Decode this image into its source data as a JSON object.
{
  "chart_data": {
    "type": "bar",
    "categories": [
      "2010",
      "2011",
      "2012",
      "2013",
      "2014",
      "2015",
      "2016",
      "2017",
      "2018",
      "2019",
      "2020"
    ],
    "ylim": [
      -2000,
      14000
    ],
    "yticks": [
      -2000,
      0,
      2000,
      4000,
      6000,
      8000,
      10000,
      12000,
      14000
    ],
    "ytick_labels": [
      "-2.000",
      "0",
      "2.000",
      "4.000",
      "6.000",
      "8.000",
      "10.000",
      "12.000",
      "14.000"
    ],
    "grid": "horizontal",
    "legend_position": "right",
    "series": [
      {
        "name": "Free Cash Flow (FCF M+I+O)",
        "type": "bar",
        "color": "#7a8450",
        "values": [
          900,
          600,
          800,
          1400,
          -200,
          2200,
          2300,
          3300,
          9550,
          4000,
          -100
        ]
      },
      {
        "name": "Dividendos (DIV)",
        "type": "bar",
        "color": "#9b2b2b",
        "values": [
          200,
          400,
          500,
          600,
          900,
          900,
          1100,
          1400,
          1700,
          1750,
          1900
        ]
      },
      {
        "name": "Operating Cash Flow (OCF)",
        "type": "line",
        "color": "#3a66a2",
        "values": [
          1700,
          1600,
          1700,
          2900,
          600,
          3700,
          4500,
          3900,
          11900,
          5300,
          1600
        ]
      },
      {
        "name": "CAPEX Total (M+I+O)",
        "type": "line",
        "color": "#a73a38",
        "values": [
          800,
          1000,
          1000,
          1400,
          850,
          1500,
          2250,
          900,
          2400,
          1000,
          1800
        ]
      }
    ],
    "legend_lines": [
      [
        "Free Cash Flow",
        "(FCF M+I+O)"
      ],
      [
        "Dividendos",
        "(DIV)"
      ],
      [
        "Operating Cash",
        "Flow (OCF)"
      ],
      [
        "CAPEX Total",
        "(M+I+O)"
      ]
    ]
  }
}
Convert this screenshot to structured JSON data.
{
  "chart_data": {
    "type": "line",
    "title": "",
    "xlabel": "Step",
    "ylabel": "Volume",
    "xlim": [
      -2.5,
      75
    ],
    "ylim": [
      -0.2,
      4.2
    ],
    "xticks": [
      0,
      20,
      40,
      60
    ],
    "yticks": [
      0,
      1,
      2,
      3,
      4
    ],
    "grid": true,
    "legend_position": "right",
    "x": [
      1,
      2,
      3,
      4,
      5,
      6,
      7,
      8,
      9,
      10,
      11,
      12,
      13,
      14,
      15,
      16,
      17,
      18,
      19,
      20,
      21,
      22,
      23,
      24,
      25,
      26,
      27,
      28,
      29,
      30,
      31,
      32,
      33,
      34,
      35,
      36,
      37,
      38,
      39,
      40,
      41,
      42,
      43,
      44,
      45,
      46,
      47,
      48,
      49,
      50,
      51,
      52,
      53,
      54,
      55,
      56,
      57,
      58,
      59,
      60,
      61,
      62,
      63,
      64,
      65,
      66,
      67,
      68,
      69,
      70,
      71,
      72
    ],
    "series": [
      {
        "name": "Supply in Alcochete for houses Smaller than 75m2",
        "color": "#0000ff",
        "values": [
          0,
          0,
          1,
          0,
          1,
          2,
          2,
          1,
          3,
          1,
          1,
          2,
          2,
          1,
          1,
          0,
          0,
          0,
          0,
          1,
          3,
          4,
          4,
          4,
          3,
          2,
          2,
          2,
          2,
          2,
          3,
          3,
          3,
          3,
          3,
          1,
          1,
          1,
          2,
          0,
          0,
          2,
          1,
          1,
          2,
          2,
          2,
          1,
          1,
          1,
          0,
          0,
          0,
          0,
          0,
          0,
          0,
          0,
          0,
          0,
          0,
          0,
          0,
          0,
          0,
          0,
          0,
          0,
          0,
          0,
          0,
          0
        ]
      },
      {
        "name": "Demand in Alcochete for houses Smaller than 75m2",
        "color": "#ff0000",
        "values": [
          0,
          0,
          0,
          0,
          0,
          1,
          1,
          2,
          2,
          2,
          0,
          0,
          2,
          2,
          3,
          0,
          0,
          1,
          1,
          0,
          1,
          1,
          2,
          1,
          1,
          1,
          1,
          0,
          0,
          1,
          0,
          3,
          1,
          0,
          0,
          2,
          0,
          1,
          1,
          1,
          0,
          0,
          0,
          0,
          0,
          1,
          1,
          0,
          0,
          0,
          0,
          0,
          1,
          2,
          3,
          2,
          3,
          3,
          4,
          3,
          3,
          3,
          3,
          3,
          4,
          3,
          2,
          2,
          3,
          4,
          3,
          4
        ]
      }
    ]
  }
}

■ **Given task**:
All of the entries must be quoted exactly; please include each one.

■ **Finished exercise**:
Decode this image into its source data as a JSON object.
{
  "chart_data": {
    "type": "bar",
    "categories": [
      "2010",
      "2011",
      "2012",
      "2013",
      "2014",
      "2015",
      "2016",
      "2017",
      "2018",
      "2019",
      "2020"
    ],
    "ylim": [
      -2000,
      14000
    ],
    "yticks": [
      -2000,
      0,
      2000,
      4000,
      6000,
      8000,
      10000,
      12000,
      14000
    ],
    "ytick_labels": [
      "-2.000",
      "0",
      "2.000",
      "4.000",
      "6.000",
      "8.000",
      "10.000",
      "12.000",
      "14.000"
    ],
    "grid": "horizontal",
    "legend_position": "right",
    "series": [
      {
        "name": "Free Cash Flow (FCF M+I+O)",
        "type": "bar",
        "color": "#7a8450",
        "values": [
          900,
          600,
          800,
          1400,
          -200,
          2200,
          2300,
          3300,
          9550,
          4000,
          -100
        ]
      },
      {
        "name": "Dividendos (DIV)",
        "type": "bar",
        "color": "#9b2b2b",
        "values": [
          200,
          400,
          500,
          600,
          900,
          900,
          1100,
          1400,
          1700,
          1750,
          1900
        ]
      },
      {
        "name": "Operating Cash Flow (OCF)",
        "type": "line",
        "color": "#3a66a2",
        "values": [
          1700,
          1600,
          1700,
          2900,
          600,
          3700,
          4500,
          3900,
          11900,
          5300,
          1600
        ]
      },
      {
        "name": "CAPEX Total (M+I+O)",
        "type": "line",
        "color": "#a73a38",
        "values": [
          800,
          1000,
          1000,
          1400,
          850,
          1500,
          2250,
          900,
          2400,
          1000,
          1800
        ]
      }
    ],
    "legend_lines": [
      [
        "Free Cash Flow",
        "(FCF M+I+O)"
      ],
      [
        "Dividendos",
        "(DIV)"
      ],
      [
        "Operating Cash",
        "Flow (OCF)"
      ],
      [
        "CAPEX Total",
        "(M+I+O)"
      ]
    ]
  }
}
Convert this screenshot to structured JSON data.
{
  "chart_data": {
    "type": "line",
    "title": "",
    "xlabel": "Step",
    "ylabel": "Volume",
    "xlim": [
      -2.5,
      75
    ],
    "ylim": [
      -0.2,
      4.2
    ],
    "xticks": [
      0,
      20,
      40,
      60
    ],
    "yticks": [
      0,
      1,
      2,
      3,
      4
    ],
    "grid": true,
    "legend_position": "right",
    "x": [
      1,
      2,
      3,
      4,
      5,
      6,
      7,
      8,
      9,
      10,
      11,
      12,
      13,
      14,
      15,
      16,
      17,
      18,
      19,
      20,
      21,
      22,
      23,
      24,
      25,
      26,
      27,
      28,
      29,
      30,
      31,
      32,
      33,
      34,
      35,
      36,
      37,
      38,
      39,
      40,
      41,
      42,
      43,
      44,
      45,
      46,
      47,
      48,
      49,
      50,
      51,
      52,
      53,
      54,
      55,
      56,
      57,
      58,
      59,
      60,
      61,
      62,
      63,
      64,
      65,
      66,
      67,
      68,
      69,
      70,
      71,
      72
    ],
    "series": [
      {
        "name": "Supply in Alcochete for houses Smaller than 75m2",
        "color": "#0000ff",
        "values": [
          0,
          0,
          1,
          0,
          1,
          2,
          2,
          1,
          3,
          1,
          1,
          2,
          2,
          1,
          1,
          0,
          0,
          0,
          0,
          1,
          3,
          4,
          4,
          4,
          3,
          2,
          2,
          2,
          2,
          2,
          3,
          3,
          3,
          3,
          3,
          1,
          1,
          1,
          2,
          0,
          0,
          2,
          1,
          1,
          2,
          2,
          2,
          1,
          1,
          1,
          0,
          0,
          0,
          0,
          0,
          0,
          0,
          0,
          0,
          0,
          0,
          0,
          0,
          0,
          0,
          0,
          0,
          0,
          0,
          0,
          0,
          0
        ]
      },
      {
        "name": "Demand in Alcochete for houses Smaller than 75m2",
        "color": "#ff0000",
        "values": [
          0,
          0,
          0,
          0,
          0,
          1,
          1,
          2,
          2,
          2,
          0,
          0,
          2,
          2,
          3,
          0,
          0,
          1,
          1,
          0,
          1,
          1,
          2,
          1,
          1,
          1,
          1,
          0,
          0,
          1,
          0,
          3,
          1,
          0,
          0,
          2,
          0,
          1,
          1,
          1,
          0,
          0,
          0,
          0,
          0,
          1,
          1,
          0,
          0,
          0,
          0,
          0,
          1,
          2,
          3,
          2,
          3,
          3,
          4,
          3,
          3,
          3,
          3,
          3,
          4,
          3,
          2,
          2,
          3,
          4,
          3,
          4
        ]
      }
    ]
  }
}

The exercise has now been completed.